**** Input

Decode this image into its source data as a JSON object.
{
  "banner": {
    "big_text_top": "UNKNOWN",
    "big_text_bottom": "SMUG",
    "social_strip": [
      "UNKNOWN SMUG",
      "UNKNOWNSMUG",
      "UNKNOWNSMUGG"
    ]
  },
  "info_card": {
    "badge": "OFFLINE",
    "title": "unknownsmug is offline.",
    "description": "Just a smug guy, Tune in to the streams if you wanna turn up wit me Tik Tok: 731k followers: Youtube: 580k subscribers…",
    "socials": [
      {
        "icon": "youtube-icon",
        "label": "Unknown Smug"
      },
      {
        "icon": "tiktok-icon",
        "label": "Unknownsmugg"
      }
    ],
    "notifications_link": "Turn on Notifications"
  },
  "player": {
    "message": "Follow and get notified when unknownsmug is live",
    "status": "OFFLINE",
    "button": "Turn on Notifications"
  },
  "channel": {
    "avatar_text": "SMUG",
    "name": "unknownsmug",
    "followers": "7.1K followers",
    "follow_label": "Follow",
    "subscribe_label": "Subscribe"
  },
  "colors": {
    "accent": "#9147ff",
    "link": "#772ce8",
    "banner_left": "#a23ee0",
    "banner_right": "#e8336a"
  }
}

********

**Task to carry out:**
Every record above must be duplicated exactly.

**Task response:**
Decode this image into its source data as a JSON object.
{
  "banner": {
    "big_text_top": "UNKNOWN",
    "big_text_bottom": "SMUG",
    "social_strip": [
      "UNKNOWN SMUG",
      "UNKNOWNSMUG",
      "UNKNOWNSMUGG"
    ]
  },
  "info_card": {
    "badge": "OFFLINE",
    "title": "unknownsmug is offline.",
    "description": "Just a smug guy, Tune in to the streams if you wanna turn up wit me Tik Tok: 731k followers: Youtube: 580k subscribers…",
    "socials": [
      {
        "icon": "youtube-icon",
        "label": "Unknown Smug"
      },
      {
        "icon": "tiktok-icon",
        "label": "Unknownsmugg"
      }
    ],
    "notifications_link": "Turn on Notifications"
  },
  "player": {
    "message": "Follow and get notified when unknownsmug is live",
    "status": "OFFLINE",
    "button": "Turn on Notifications"
  },
  "channel": {
    "avatar_text": "SMUG",
    "name": "unknownsmug",
    "followers": "7.1K followers",
    "follow_label": "Follow",
    "subscribe_label": "Subscribe"
  },
  "colors": {
    "accent": "#9147ff",
    "link": "#772ce8",
    "banner_left": "#a23ee0",
    "banner_right": "#e8336a"
  }
}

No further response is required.